== Task input

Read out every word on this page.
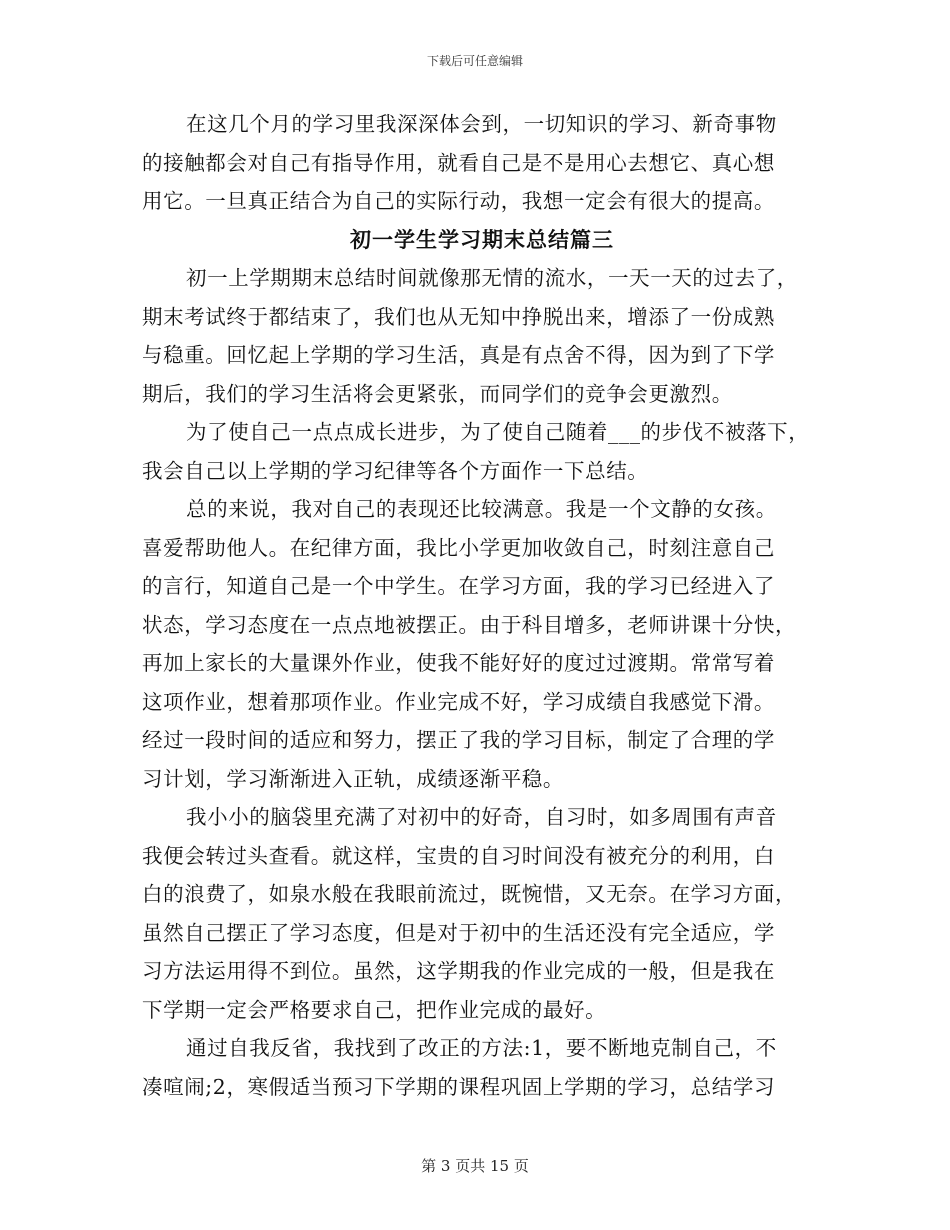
下载后可任意编辑
在这几个月的学习里我深深体会到，一切知识的学习、新奇事物
的接触都会对自己有指导作用，就看自己是不是用心去想它、真心想
用它。一旦真正结合为自己的实际行动，我想一定会有很大的提高。
初一学生学习期末总结篇三
初一上学期期末总结时间就像那无情的流水，一天一天的过去了，
期末考试终于都结束了，我们也从无知中挣脱出来，增添了一份成熟
与稳重。回忆起上学期的学习生活，真是有点舍不得，因为到了下学
期后，我们的学习生活将会更紧张，而同学们的竞争会更激烈。
为了使自己一点点成长进步，为了使自己随着___的步伐不被落下，
我会自己以上学期的学习纪律等各个方面作一下总结。
总的来说，我对自己的表现还比较满意。我是一个文静的女孩。
喜爱帮助他人。在纪律方面，我比小学更加收敛自己，时刻注意自己
的言行，知道自己是一个中学生。在学习方面，我的学习已经进入了
状态，学习态度在一点点地被摆正。由于科目增多，老师讲课十分快，
再加上家长的大量课外作业，使我不能好好的度过过渡期。常常写着
这项作业，想着那项作业。作业完成不好，学习成绩自我感觉下滑。
经过一段时间的适应和努力，摆正了我的学习目标，制定了合理的学
习计划，学习渐渐进入正轨，成绩逐渐平稳。
我小小的脑袋里充满了对初中的好奇，自习时，如多周围有声音
我便会转过头查看。就这样，宝贵的自习时间没有被充分的利用，白
白的浪费了，如泉水般在我眼前流过，既惋惜，又无奈。在学习方面，
虽然自己摆正了学习态度，但是对于初中的生活还没有完全适应，学
习方法运用得不到位。虽然，这学期我的作业完成的一般，但是我在
下学期一定会严格要求自己，把作业完成的最好。
通过自我反省，我找到了改正的方法:1，要不断地克制自己，不
凑喧闹;2，寒假适当预习下学期的课程巩固上学期的学习，总结学习
第 3 页共 15 页
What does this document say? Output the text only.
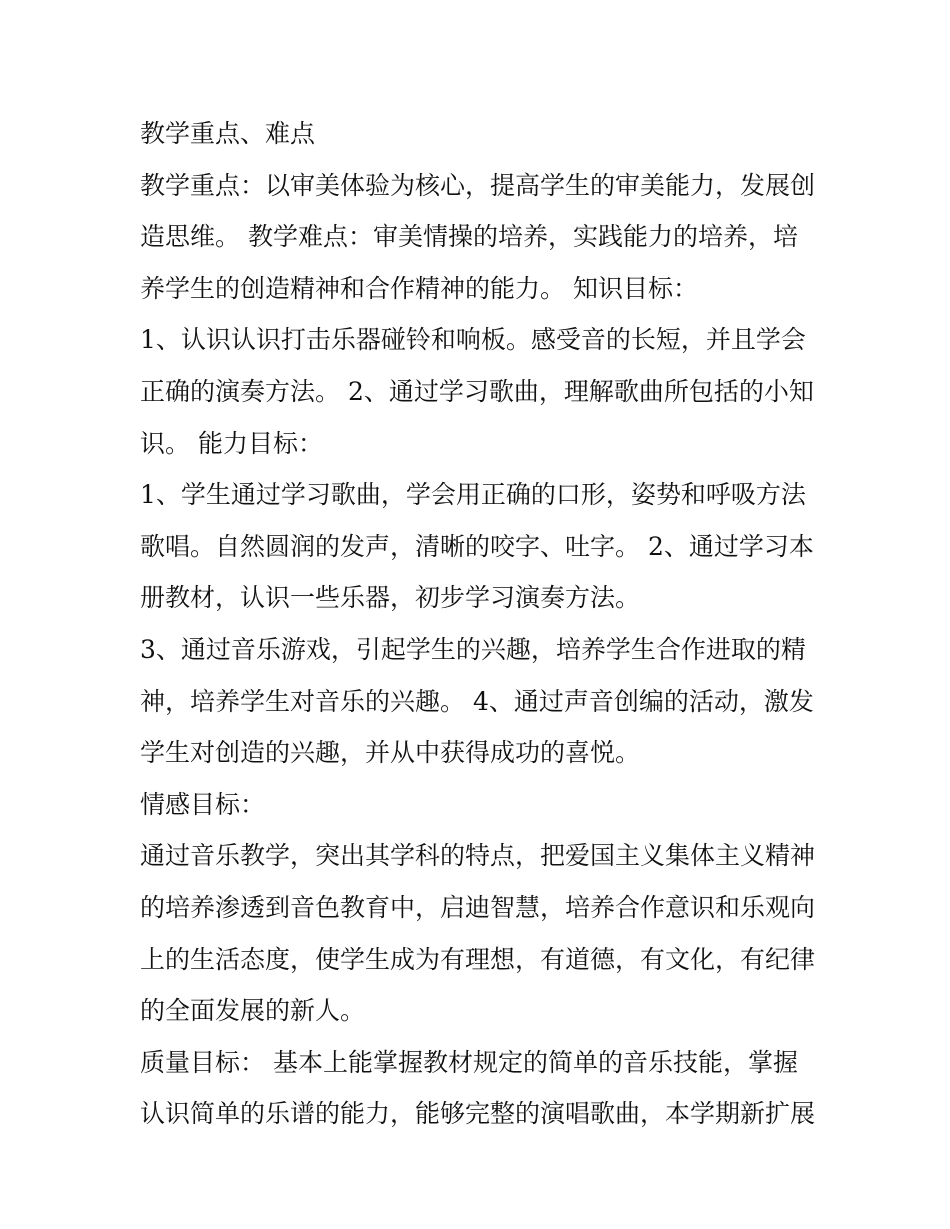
教学重点、难点
教学重点：以审美体验为核心，提高学生的审美能力，发展创
造思维。 教学难点：审美情操的培养，实践能力的培养，培
养学生的创造精神和合作精神的能力。 知识目标：
1、认识认识打击乐器碰铃和响板。感受音的长短，并且学会
正确的演奏方法。 2、通过学习歌曲，理解歌曲所包括的小知
识。 能力目标：
1、学生通过学习歌曲，学会用正确的口形，姿势和呼吸方法
歌唱。自然圆润的发声，清晰的咬字、吐字。 2、通过学习本
册教材，认识一些乐器，初步学习演奏方法。
3、通过音乐游戏，引起学生的兴趣，培养学生合作进取的精
神，培养学生对音乐的兴趣。 4、通过声音创编的活动，激发
学生对创造的兴趣，并从中获得成功的喜悦。
情感目标：
通过音乐教学，突出其学科的特点，把爱国主义集体主义精神
的培养渗透到音色教育中，启迪智慧，培养合作意识和乐观向
上的生活态度，使学生成为有理想，有道德，有文化，有纪律
的全面发展的新人。
质量目标： 基本上能掌握教材规定的简单的音乐技能，掌握
认识简单的乐谱的能力，能够完整的演唱歌曲，本学期新扩展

====

Identify and list each line with the word "教学重点".

> [Exercise result]:
教学重点、难点
教学重点：以审美体验为核心，提高学生的审美能力，发展创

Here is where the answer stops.